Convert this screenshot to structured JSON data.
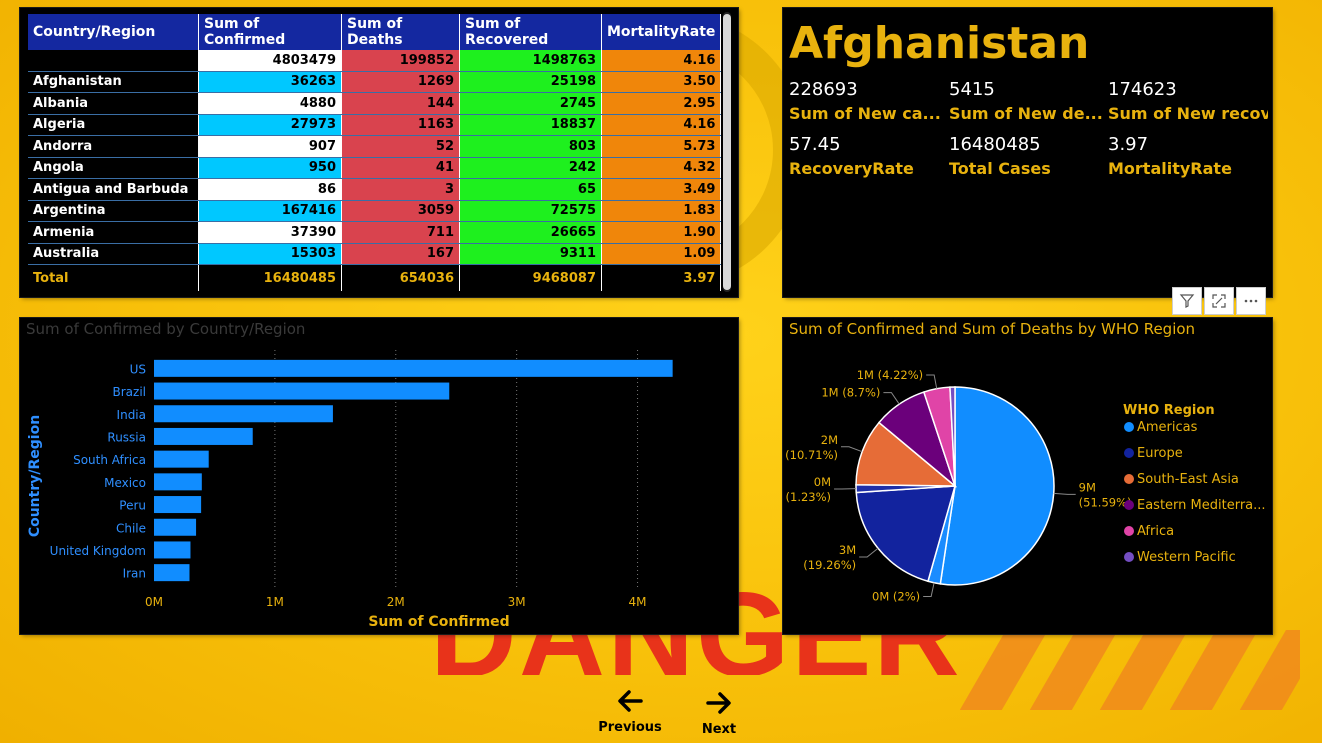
{
  "background": {
    "watermark": "DANGER",
    "accent_text_color": "#e8331a"
  },
  "table": {
    "headers": [
      "Country/Region",
      "Sum of Confirmed",
      "Sum of Deaths",
      "Sum of Recovered",
      "MortalityRate"
    ],
    "rows": [
      [
        "",
        "4803479",
        "199852",
        "1498763",
        "4.16"
      ],
      [
        "Afghanistan",
        "36263",
        "1269",
        "25198",
        "3.50"
      ],
      [
        "Albania",
        "4880",
        "144",
        "2745",
        "2.95"
      ],
      [
        "Algeria",
        "27973",
        "1163",
        "18837",
        "4.16"
      ],
      [
        "Andorra",
        "907",
        "52",
        "803",
        "5.73"
      ],
      [
        "Angola",
        "950",
        "41",
        "242",
        "4.32"
      ],
      [
        "Antigua and Barbuda",
        "86",
        "3",
        "65",
        "3.49"
      ],
      [
        "Argentina",
        "167416",
        "3059",
        "72575",
        "1.83"
      ],
      [
        "Armenia",
        "37390",
        "711",
        "26665",
        "1.90"
      ],
      [
        "Australia",
        "15303",
        "167",
        "9311",
        "1.09"
      ]
    ],
    "total": [
      "Total",
      "16480485",
      "654036",
      "9468087",
      "3.97"
    ]
  },
  "card": {
    "title": "Afghanistan",
    "kpis": [
      {
        "value": "228693",
        "label": "Sum of New ca..."
      },
      {
        "value": "5415",
        "label": "Sum of New de..."
      },
      {
        "value": "174623",
        "label": "Sum of New recov..."
      },
      {
        "value": "57.45",
        "label": "RecoveryRate"
      },
      {
        "value": "16480485",
        "label": "Total Cases"
      },
      {
        "value": "3.97",
        "label": "MortalityRate"
      }
    ],
    "icons": [
      "filter-icon",
      "focus-mode-icon",
      "more-options-icon"
    ]
  },
  "chart_data": [
    {
      "type": "bar",
      "orientation": "horizontal",
      "title": "Sum of Confirmed by Country/Region",
      "xlabel": "Sum of Confirmed",
      "ylabel": "Country/Region",
      "categories": [
        "US",
        "Brazil",
        "India",
        "Russia",
        "South Africa",
        "Mexico",
        "Peru",
        "Chile",
        "United Kingdom",
        "Iran"
      ],
      "values": [
        4290259,
        2442375,
        1480073,
        816680,
        452529,
        395489,
        389717,
        347923,
        301708,
        293606
      ],
      "xlim": [
        0,
        4500000
      ],
      "xticks": [
        "0M",
        "1M",
        "2M",
        "3M",
        "4M"
      ],
      "xtick_values": [
        0,
        1000000,
        2000000,
        3000000,
        4000000
      ],
      "grid": true,
      "bar_color": "#118dff",
      "title_color": "#3a3a3a",
      "label_color": "#2f8fff",
      "axis_title_color": "#e8b20e"
    },
    {
      "type": "pie",
      "title": "Sum of Confirmed and Sum of Deaths by WHO Region",
      "legend_title": "WHO Region",
      "legend_position": "right",
      "slices": [
        {
          "name": "Americas",
          "value": 51.59,
          "label": "9M",
          "pct": "(51.59%)",
          "color": "#118dff"
        },
        {
          "name": "",
          "value": 2.0,
          "label": "0M (2%)",
          "pct": "",
          "color": "#1a8cff"
        },
        {
          "name": "Europe",
          "value": 19.26,
          "label": "3M",
          "pct": "(19.26%)",
          "color": "#12239e"
        },
        {
          "name": "",
          "value": 1.23,
          "label": "0M",
          "pct": "(1.23%)",
          "color": "#1e2fa8"
        },
        {
          "name": "South-East Asia",
          "value": 10.71,
          "label": "2M",
          "pct": "(10.71%)",
          "color": "#e66c37"
        },
        {
          "name": "Eastern Mediterra...",
          "value": 8.7,
          "label": "1M (8.7%)",
          "pct": "",
          "color": "#6b007b"
        },
        {
          "name": "Africa",
          "value": 4.22,
          "label": "1M (4.22%)",
          "pct": "",
          "color": "#e044a7"
        },
        {
          "name": "",
          "value": 0.8,
          "label": "",
          "pct": "",
          "color": "#744ec2"
        }
      ],
      "legend": [
        {
          "name": "Americas",
          "color": "#118dff"
        },
        {
          "name": "Europe",
          "color": "#12239e"
        },
        {
          "name": "South-East Asia",
          "color": "#e66c37"
        },
        {
          "name": "Eastern Mediterra...",
          "color": "#6b007b"
        },
        {
          "name": "Africa",
          "color": "#e044a7"
        },
        {
          "name": "Western Pacific",
          "color": "#744ec2"
        }
      ],
      "title_color": "#e8b20e",
      "label_color": "#e8b20e"
    }
  ],
  "nav": {
    "previous_label": "Previous",
    "next_label": "Next"
  }
}
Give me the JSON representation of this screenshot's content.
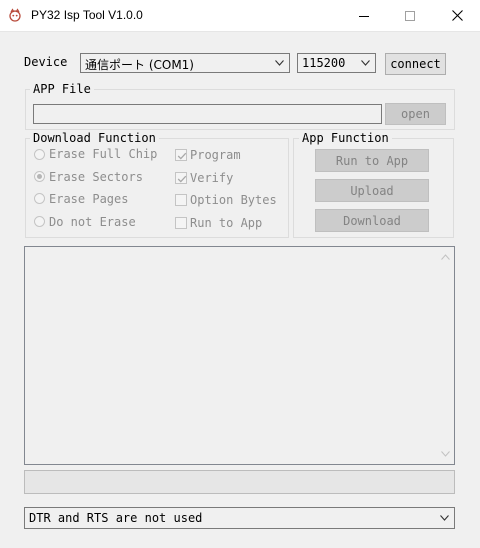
{
  "window": {
    "title": "PY32 Isp Tool V1.0.0",
    "icon": "app-icon",
    "controls": [
      "minimize-icon",
      "maximize-icon",
      "close-icon"
    ]
  },
  "device": {
    "label": "Device",
    "port_value": "通信ポート (COM1)",
    "baud_value": "115200",
    "connect_label": "connect"
  },
  "app_file": {
    "group_title": "APP File",
    "path_value": "",
    "open_label": "open"
  },
  "download_function": {
    "group_title": "Download Function",
    "erase_options": [
      {
        "label": "Erase Full Chip",
        "checked": false
      },
      {
        "label": "Erase Sectors",
        "checked": true
      },
      {
        "label": "Erase Pages",
        "checked": false
      },
      {
        "label": "Do not Erase",
        "checked": false
      }
    ],
    "actions": [
      {
        "label": "Program",
        "checked": true
      },
      {
        "label": "Verify",
        "checked": true
      },
      {
        "label": "Option Bytes",
        "checked": false
      },
      {
        "label": "Run to App",
        "checked": false
      }
    ]
  },
  "app_function": {
    "group_title": "App Function",
    "run_label": "Run to App",
    "upload_label": "Upload",
    "download_label": "Download"
  },
  "log": {
    "text": ""
  },
  "progress": {
    "value": 0
  },
  "serial_mode": {
    "value": "DTR and RTS are not used"
  },
  "colors": {
    "window_bg": "#f0f0f0",
    "titlebar_bg": "#ffffff",
    "disabled_text": "#838383",
    "disabled_button_bg": "#cccccc"
  }
}
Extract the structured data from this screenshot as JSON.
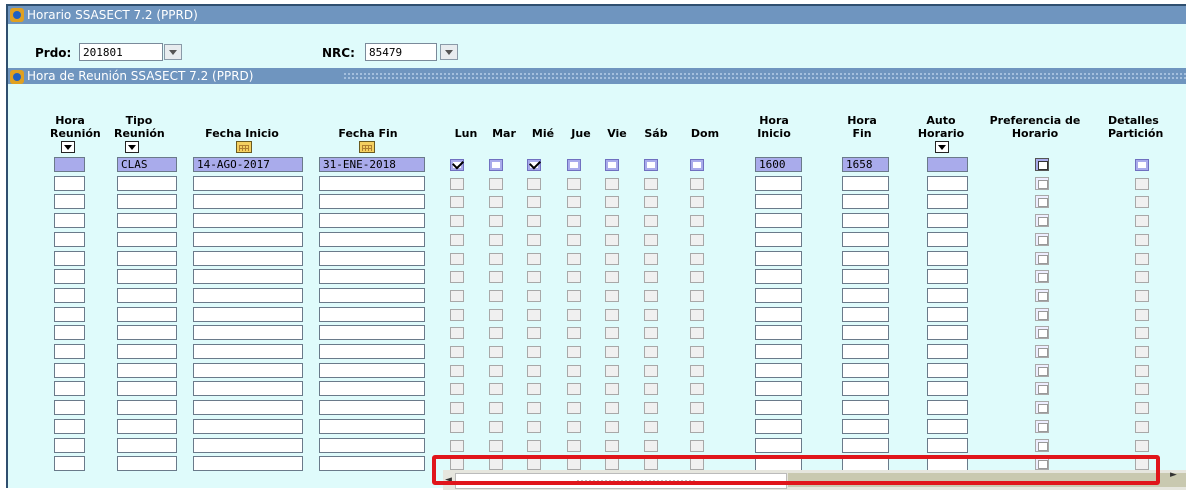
{
  "window": {
    "title": "Horario  SSASECT  7.2  (PPRD)"
  },
  "key_block": {
    "prdo_label": "Prdo:",
    "prdo_value": "201801",
    "nrc_label": "NRC:",
    "nrc_value": "85479"
  },
  "subwindow": {
    "title": "Hora de Reunión  SSASECT  7.2  (PPRD)"
  },
  "columns": {
    "hora_reunion": [
      "Hora",
      "Reunión"
    ],
    "tipo_reunion": [
      "Tipo",
      "Reunión"
    ],
    "fecha_inicio": "Fecha Inicio",
    "fecha_fin": "Fecha Fin",
    "days": [
      "Lun",
      "Mar",
      "Mié",
      "Jue",
      "Vie",
      "Sáb",
      "Dom"
    ],
    "hora_inicio": [
      "Hora",
      "Inicio"
    ],
    "hora_fin": [
      "Hora",
      "Fin"
    ],
    "auto_horario": [
      "Auto",
      "Horario"
    ],
    "preferencia": [
      "Preferencia de",
      "Horario"
    ],
    "detalles": [
      "Detalles",
      "Partición"
    ]
  },
  "rows": [
    {
      "hora_reunion": "",
      "tipo": "CLAS",
      "fecha_inicio": "14-AGO-2017",
      "fecha_fin": "31-ENE-2018",
      "days": [
        true,
        false,
        true,
        false,
        false,
        false,
        false
      ],
      "hora_inicio": "1600",
      "hora_fin": "1658",
      "auto": ""
    }
  ],
  "empty_row_count": 16,
  "icons": {
    "lov": "dropdown-arrow-icon",
    "calendar": "calendar-icon",
    "window": "app-icon",
    "preference": "preference-icon"
  },
  "colors": {
    "title_bar": "#6f95bf",
    "background": "#dffbfb",
    "current_record": "#a9abeb",
    "highlight_box": "#e0151b"
  }
}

» **PROBLEM TO WORK ON**
Note how many lines of the material contain the string "Region". Then report that number by itself.

» **RESPONSE**
5